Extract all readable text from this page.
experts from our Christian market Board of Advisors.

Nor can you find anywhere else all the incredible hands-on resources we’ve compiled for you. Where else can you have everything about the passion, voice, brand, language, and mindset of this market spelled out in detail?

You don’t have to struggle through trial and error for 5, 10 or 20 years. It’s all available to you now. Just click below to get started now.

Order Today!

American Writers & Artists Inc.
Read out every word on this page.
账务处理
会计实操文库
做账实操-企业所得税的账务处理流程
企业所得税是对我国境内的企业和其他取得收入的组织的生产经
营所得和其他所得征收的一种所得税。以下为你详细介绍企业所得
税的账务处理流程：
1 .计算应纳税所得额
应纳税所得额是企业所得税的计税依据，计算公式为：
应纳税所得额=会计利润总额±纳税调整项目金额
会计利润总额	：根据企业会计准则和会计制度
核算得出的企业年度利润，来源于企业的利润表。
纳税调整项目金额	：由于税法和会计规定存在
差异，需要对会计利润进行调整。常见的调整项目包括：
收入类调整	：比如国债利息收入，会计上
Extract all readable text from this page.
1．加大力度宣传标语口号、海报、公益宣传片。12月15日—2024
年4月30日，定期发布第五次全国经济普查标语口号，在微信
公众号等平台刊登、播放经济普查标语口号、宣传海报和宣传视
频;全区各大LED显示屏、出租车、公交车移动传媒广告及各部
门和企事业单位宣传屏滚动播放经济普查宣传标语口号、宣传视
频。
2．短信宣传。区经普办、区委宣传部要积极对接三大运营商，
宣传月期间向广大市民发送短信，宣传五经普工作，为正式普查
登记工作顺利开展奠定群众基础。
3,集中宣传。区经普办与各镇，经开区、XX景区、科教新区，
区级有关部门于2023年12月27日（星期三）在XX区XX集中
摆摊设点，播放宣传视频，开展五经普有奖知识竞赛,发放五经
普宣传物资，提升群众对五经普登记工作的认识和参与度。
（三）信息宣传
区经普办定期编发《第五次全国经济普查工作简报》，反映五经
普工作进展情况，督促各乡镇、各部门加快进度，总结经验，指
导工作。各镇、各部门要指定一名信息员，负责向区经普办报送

· · · ·

EXERCISE DETAILS ::
Return each entry from the material above exactly as it appears.

TASK ANSWER ::
Extract all readable text from this page.
experts from our Christian market Board of Advisors.

Nor can you find anywhere else all the incredible hands-on resources we’ve compiled for you. Where else can you have everything about the passion, voice, brand, language, and mindset of this market spelled out in detail?

You don’t have to struggle through trial and error for 5, 10 or 20 years. It’s all available to you now. Just click below to get started now.

Order Today!

American Writers & Artists Inc.
Read out every word on this page.
账务处理
会计实操文库
做账实操-企业所得税的账务处理流程
企业所得税是对我国境内的企业和其他取得收入的组织的生产经
营所得和其他所得征收的一种所得税。以下为你详细介绍企业所得
税的账务处理流程：
1 .计算应纳税所得额
应纳税所得额是企业所得税的计税依据，计算公式为：
应纳税所得额=会计利润总额±纳税调整项目金额
会计利润总额	：根据企业会计准则和会计制度
核算得出的企业年度利润，来源于企业的利润表。
纳税调整项目金额	：由于税法和会计规定存在
差异，需要对会计利润进行调整。常见的调整项目包括：
收入类调整	：比如国债利息收入，会计上
Extract all readable text from this page.
1．加大力度宣传标语口号、海报、公益宣传片。12月15日—2024
年4月30日，定期发布第五次全国经济普查标语口号，在微信
公众号等平台刊登、播放经济普查标语口号、宣传海报和宣传视
频;全区各大LED显示屏、出租车、公交车移动传媒广告及各部
门和企事业单位宣传屏滚动播放经济普查宣传标语口号、宣传视
频。
2．短信宣传。区经普办、区委宣传部要积极对接三大运营商，
宣传月期间向广大市民发送短信，宣传五经普工作，为正式普查
登记工作顺利开展奠定群众基础。
3,集中宣传。区经普办与各镇，经开区、XX景区、科教新区，
区级有关部门于2023年12月27日（星期三）在XX区XX集中
摆摊设点，播放宣传视频，开展五经普有奖知识竞赛,发放五经
普宣传物资，提升群众对五经普登记工作的认识和参与度。
（三）信息宣传
区经普办定期编发《第五次全国经济普查工作简报》，反映五经
普工作进展情况，督促各乡镇、各部门加快进度，总结经验，指
导工作。各镇、各部门要指定一名信息员，负责向区经普办报送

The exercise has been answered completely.